(Texte fourni)
------------------------------

Les Britanniques donnent leur langue à Babel

Publié le 26 septembre 2010 par Desfraises


Certains savent mon implication dans le projet E-Blogs (revue de blogs européenne financée par le portail Wikio). Et je remercie ma prof d’anglais pour la passion qu’elle a su me transmettre. Elle s’appelle Françoise Bélières. Aujourd’hui amis, nous devisons régulièrement à propos d’anglais, du monde enseignant comme il va, de notre indéfectible enthousiasme pour une vie empreinte de joie et nous disons souvent merde aux pisse-froid, aux rouspéteurs professionnels, aux gens qui râlent au lieu d’agir, qui crachent dans la soupe, qui reprochent à l'époque, la société, leur propre médiocrité, mais je m’égare (et disant cela, je sens déjà l’hostilité dans le cœur de deux ou trois lecteurs). Sur cet horizon anglophone, je convoque aujourd'hui Anna Raccoon, blogueuse influente, n°10 dans sa catégorie Outre-Manche, qui s’est enamourachée d’E-Blogs. Rarement tendre envers ses amis expatriés, Anna blogue, vit, respire, mange en anglais. Mais avec une immense empathie pour la France et les Français. Je vous parlerai un autre jour de cette extraordinaire rencontre au croisement de deux ruelles périgourdines (elle l'a fait, mais en anglais).

------------------------------

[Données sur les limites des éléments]
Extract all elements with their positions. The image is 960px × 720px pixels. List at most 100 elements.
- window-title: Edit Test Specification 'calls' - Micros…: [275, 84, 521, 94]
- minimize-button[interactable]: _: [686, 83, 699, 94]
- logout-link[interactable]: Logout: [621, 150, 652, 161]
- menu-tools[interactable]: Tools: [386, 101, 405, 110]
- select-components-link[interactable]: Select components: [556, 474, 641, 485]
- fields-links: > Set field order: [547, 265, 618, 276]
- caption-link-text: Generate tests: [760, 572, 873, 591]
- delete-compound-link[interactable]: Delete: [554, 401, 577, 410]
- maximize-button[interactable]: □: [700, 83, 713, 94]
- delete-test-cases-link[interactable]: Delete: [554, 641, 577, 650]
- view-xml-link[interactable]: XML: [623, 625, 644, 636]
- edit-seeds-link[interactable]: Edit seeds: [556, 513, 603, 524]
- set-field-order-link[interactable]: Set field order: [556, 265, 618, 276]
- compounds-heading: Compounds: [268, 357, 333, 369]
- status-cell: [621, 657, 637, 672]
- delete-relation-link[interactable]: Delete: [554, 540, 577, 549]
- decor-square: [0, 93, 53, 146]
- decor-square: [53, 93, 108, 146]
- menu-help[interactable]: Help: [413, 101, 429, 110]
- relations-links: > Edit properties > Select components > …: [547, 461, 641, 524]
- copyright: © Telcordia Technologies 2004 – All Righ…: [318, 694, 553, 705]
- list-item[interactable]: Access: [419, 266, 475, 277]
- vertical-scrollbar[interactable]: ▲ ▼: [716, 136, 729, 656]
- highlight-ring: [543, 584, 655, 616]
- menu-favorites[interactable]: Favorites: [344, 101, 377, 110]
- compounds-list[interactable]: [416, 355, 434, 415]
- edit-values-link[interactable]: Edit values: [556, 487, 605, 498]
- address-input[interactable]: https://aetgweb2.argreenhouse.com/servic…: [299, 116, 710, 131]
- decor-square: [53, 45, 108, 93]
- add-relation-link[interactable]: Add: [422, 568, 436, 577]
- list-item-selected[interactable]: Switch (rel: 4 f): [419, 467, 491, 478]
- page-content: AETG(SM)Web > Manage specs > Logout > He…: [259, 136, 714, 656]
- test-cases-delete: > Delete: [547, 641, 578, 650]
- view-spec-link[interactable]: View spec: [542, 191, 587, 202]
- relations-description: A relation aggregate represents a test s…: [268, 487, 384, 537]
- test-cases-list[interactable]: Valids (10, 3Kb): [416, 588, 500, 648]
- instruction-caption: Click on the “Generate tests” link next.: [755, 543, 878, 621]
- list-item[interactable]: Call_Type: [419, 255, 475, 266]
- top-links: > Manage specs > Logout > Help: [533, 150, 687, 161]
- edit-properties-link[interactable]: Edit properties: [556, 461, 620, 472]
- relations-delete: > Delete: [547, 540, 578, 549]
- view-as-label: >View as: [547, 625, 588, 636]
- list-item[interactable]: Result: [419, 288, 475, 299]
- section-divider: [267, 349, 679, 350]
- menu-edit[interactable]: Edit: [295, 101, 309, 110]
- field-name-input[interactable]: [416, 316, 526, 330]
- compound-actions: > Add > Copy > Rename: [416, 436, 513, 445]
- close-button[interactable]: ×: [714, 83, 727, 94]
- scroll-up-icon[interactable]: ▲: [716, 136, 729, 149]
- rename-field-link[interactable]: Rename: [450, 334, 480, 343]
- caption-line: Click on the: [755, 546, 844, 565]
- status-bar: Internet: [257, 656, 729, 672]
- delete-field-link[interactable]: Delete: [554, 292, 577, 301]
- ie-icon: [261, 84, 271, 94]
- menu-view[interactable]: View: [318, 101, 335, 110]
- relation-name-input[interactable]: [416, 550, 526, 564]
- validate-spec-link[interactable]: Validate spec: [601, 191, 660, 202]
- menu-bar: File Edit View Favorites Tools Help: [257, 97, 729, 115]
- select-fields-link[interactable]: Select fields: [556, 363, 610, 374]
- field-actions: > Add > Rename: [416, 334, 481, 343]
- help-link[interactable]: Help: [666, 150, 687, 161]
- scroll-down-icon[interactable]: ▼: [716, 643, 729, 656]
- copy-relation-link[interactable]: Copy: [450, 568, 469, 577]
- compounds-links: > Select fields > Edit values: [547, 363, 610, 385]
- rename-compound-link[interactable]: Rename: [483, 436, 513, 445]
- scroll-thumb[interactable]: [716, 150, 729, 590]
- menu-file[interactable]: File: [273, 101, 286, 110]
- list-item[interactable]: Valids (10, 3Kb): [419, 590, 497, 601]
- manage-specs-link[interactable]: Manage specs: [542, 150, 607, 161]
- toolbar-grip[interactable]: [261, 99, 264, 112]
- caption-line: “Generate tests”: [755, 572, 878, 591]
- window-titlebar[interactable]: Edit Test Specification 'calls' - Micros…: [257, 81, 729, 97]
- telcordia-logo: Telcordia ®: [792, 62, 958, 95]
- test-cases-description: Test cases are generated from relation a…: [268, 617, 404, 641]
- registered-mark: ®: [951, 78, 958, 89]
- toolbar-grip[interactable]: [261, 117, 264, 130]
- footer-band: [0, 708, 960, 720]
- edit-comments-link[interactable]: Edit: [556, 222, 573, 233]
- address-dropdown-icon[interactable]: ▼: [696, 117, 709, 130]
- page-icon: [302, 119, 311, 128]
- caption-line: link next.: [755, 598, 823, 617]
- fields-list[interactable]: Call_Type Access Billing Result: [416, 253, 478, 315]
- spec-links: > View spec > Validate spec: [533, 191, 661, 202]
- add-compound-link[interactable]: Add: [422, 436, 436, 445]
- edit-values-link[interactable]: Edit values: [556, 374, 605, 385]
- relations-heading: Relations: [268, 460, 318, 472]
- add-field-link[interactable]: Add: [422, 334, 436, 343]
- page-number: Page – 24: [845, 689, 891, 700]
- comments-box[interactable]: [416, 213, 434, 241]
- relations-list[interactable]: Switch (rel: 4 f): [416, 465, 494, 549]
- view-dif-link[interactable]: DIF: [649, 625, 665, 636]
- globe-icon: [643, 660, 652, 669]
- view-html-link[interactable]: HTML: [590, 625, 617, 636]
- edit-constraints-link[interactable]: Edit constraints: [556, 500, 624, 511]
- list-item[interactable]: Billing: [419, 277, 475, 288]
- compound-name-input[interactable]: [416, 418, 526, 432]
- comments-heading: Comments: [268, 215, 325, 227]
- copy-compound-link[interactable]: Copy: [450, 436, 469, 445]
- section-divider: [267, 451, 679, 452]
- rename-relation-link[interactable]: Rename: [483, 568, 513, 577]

------------------------------

(Consignes)
1 – Relevez les verbes qu'emploie le billet sur E-Blogs pour dire ce qu'Anna Raccoon fait en anglais.
2 – Prolongez le billet sur E-Blogs à partir de sa dernière phrase.

(Résultats)
1 – blogue, vit, respire, mange

2 –
Aujourd’hui, c’est la journée internationale du blogging multilingue. Mais plus qu’un long discours, je vous propose une promenade sur la prose d’Anna Raton-laveur 1. Un billet traduit par votre serviteur. Et pour le titre ci-haut, je plaide coupable.
Mais lisez donc !

Vers la fin du règne de la Reine Victoria, l'empire britannique s’étendait sur un cinquième de la surface de la terre, et presque un quart de la population mondiale, du moins, en théorie, jura allégeance à notre monarque et à la “Mère Patrie”.
La fonction publique qui administrait ce vaste territoire parlait anglais et tous ceux qui aspiraient à un poste officiel exigèrent d’apprendre l'anglais. La plupart d'entre nous avaient déjà vu le jour quand la carte du monde était encore largement de couleur rouge [c'est ainsi que les cartes d'alors représentaient l'empire britannique, Ndb 2]. Et nous grandîmes avec l’idée que d'autres personnes feraient l'effort d'apprendre notre langue. Parler une langue étrangère signifiait une déférence à une puissance dominante — pas une attitude que les Britanniques adoptent facilement.
Grâce à Internet, l’information circula ensuite sur une échelle jusque-là inimaginable ; mais si vous regardez les blogs, en particulier les blogs politiques, vous trouverez de nombreux articles érudits et néanmoins clairs sur la politique australienne, et un déferlement de commentaires sur la politique américaine, tirés d’articles et d’informations publiés en anglais.
Pourtant, l'anglais est la langue maternelle de seulement 7 % de la population mondiale. 75 % du monde ne parlent pas un mot d’anglais. Lorsque nous écrivons ou lisons en anglais, nous nous cantonnons à un quart seulement de l'information, et nous communiquons nos idées à un quart seulement du monde.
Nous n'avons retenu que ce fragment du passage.